## begin

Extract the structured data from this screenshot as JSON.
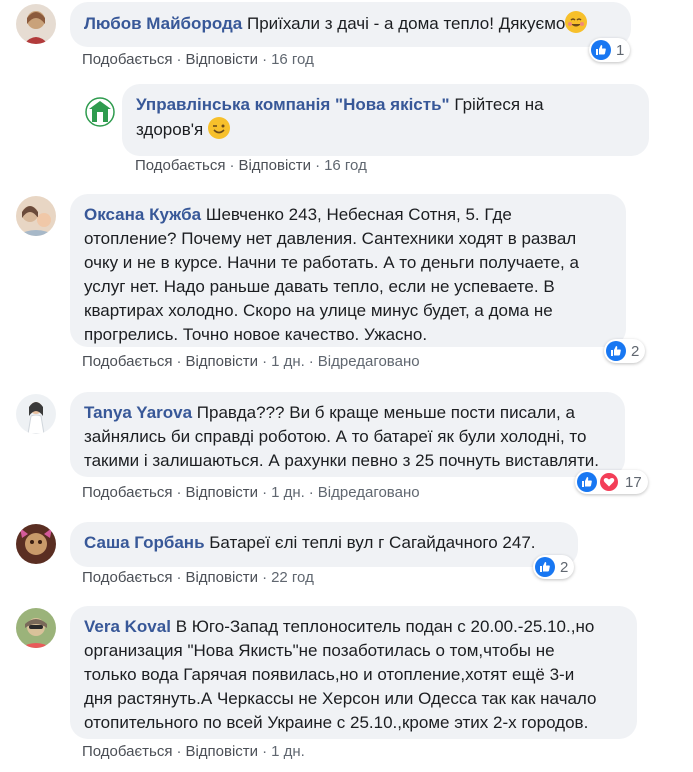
{
  "comments": [
    {
      "author": "Любов Майборода",
      "text": "Приїхали з дачі - а дома тепло! Дякуємо",
      "like_label": "Подобається",
      "reply_label": "Відповісти",
      "time": "16 год",
      "reactions": "1",
      "avatar_colors": [
        "#c9a27a",
        "#8b5a3c"
      ]
    },
    {
      "author": "Управлінська компанія \"Нова якість\"",
      "text_line1": "Грійтеся на",
      "text_line2": "здоров'я",
      "like_label": "Подобається",
      "reply_label": "Відповісти",
      "time": "16 год",
      "avatar_colors": [
        "#2e9b4e",
        "#ffffff"
      ]
    },
    {
      "author": "Оксана Кужба",
      "text_lines": [
        "Шевченко 243, Небесная Сотня, 5. Где",
        "отопление? Почему нет давления. Сантехники ходят в развал",
        "очку и не в курсе. Начни те работать. А то деньги получаете, а",
        "услуг нет. Надо раньше давать тепло, если не успеваете. В",
        "квартирах холодно. Скоро на улице минус будет, а дома не",
        "прогрелись. Точно новое качество. Ужасно."
      ],
      "like_label": "Подобається",
      "reply_label": "Відповісти",
      "time": "1 дн.",
      "edited": "Відредаговано",
      "reactions": "2",
      "avatar_colors": [
        "#d8b89a",
        "#6a4a3a"
      ]
    },
    {
      "author": "Tanya Yarova",
      "text_lines": [
        "Правда??? Ви б краще меньше пости писали, а",
        "зайнялись би справді роботою. А то батареї як були холодні, то",
        "такими і залишаються. А рахунки певно з 25 почнуть виставляти."
      ],
      "like_label": "Подобається",
      "reply_label": "Відповісти",
      "time": "1 дн.",
      "edited": "Відредаговано",
      "reactions": "17",
      "avatar_colors": [
        "#e8ecf0",
        "#3a3a3a"
      ]
    },
    {
      "author": "Саша Горбань",
      "text": "Батареї єлі теплі вул г Сагайдачного 247.",
      "like_label": "Подобається",
      "reply_label": "Відповісти",
      "time": "22 год",
      "reactions": "2",
      "avatar_colors": [
        "#7a3f2a",
        "#c99a6a"
      ]
    },
    {
      "author": "Vera Koval",
      "text_lines": [
        "В Юго-Запад теплоноситель подан с 20.00.-25.10.,но",
        "организация \"Нова Якисть\"не позаботилась о том,чтобы не",
        "только вода Гарячая появилась,но и отопление,хотят ещё 3-и",
        "дня растянуть.А Черкассы не Херсон или Одесса так как начало",
        "отопительного по всей Украине с 25.10.,кроме этих 2-х городов."
      ],
      "like_label": "Подобається",
      "reply_label": "Відповісти",
      "time": "1 дн.",
      "avatar_colors": [
        "#9bb37a",
        "#d9c29a"
      ]
    }
  ],
  "colors": {
    "author": "#385898",
    "bubble": "#f0f2f5",
    "meta": "#606770",
    "like_blue": "#1877f2",
    "love_red": "#f33e58"
  },
  "icons": {
    "like": "thumbs-up-icon",
    "love": "heart-icon",
    "emoji_blush": "smiling-face-icon",
    "emoji_wink": "winking-face-icon"
  }
}
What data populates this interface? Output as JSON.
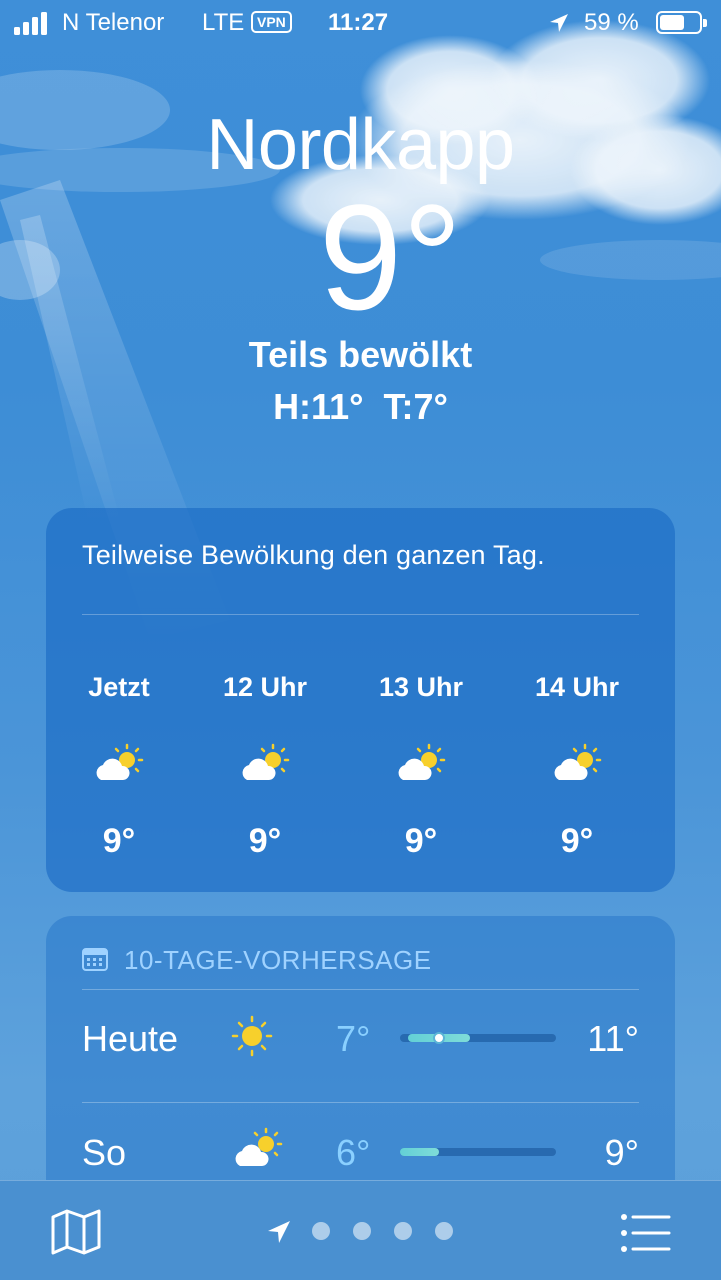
{
  "status_bar": {
    "carrier": "N Telenor",
    "network": "LTE",
    "vpn": "VPN",
    "time": "11:27",
    "battery": "59 %"
  },
  "header": {
    "city": "Nordkapp",
    "temperature": "9°",
    "condition": "Teils bewölkt",
    "high_low": "H:11° T:7°"
  },
  "hourly_card": {
    "summary": "Teilweise Bewölkung den ganzen Tag.",
    "hours": [
      {
        "label": "Jetzt",
        "icon": "partly-cloudy-icon",
        "temp": "9°"
      },
      {
        "label": "12 Uhr",
        "icon": "partly-cloudy-icon",
        "temp": "9°"
      },
      {
        "label": "13 Uhr",
        "icon": "partly-cloudy-icon",
        "temp": "9°"
      },
      {
        "label": "14 Uhr",
        "icon": "partly-cloudy-icon",
        "temp": "9°"
      }
    ]
  },
  "forecast_card": {
    "title": "10-TAGE-VORHERSAGE",
    "icon": "calendar-icon",
    "days": [
      {
        "day": "Heute",
        "icon": "sun-icon",
        "low": "7°",
        "high": "11°",
        "range_start": 0.05,
        "range_end": 0.45,
        "current": 0.25
      },
      {
        "day": "So",
        "icon": "partly-cloudy-icon",
        "low": "6°",
        "high": "9°",
        "range_start": 0.0,
        "range_end": 0.25
      }
    ]
  },
  "toolbar": {
    "map_icon": "map-icon",
    "location_icon": "location-arrow-icon",
    "page_dots": 4,
    "list_icon": "list-icon"
  },
  "colors": {
    "sky": "#3f8fd8",
    "card": "#1869c3",
    "sun": "#f7d02c",
    "range_bar": "#63d0d6",
    "low_temp": "#8ad0ff"
  }
}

## end

- _CHALLENGE_:
From the listing above, copy out each line where the word "отопление" appears.

- _ANSWER TO THIS EXERCISE_:
        "отопление? Почему нет давления. Сантехники ходят в развал",
        "только вода Гарячая появилась,но и отопление,хотят ещё 3-и",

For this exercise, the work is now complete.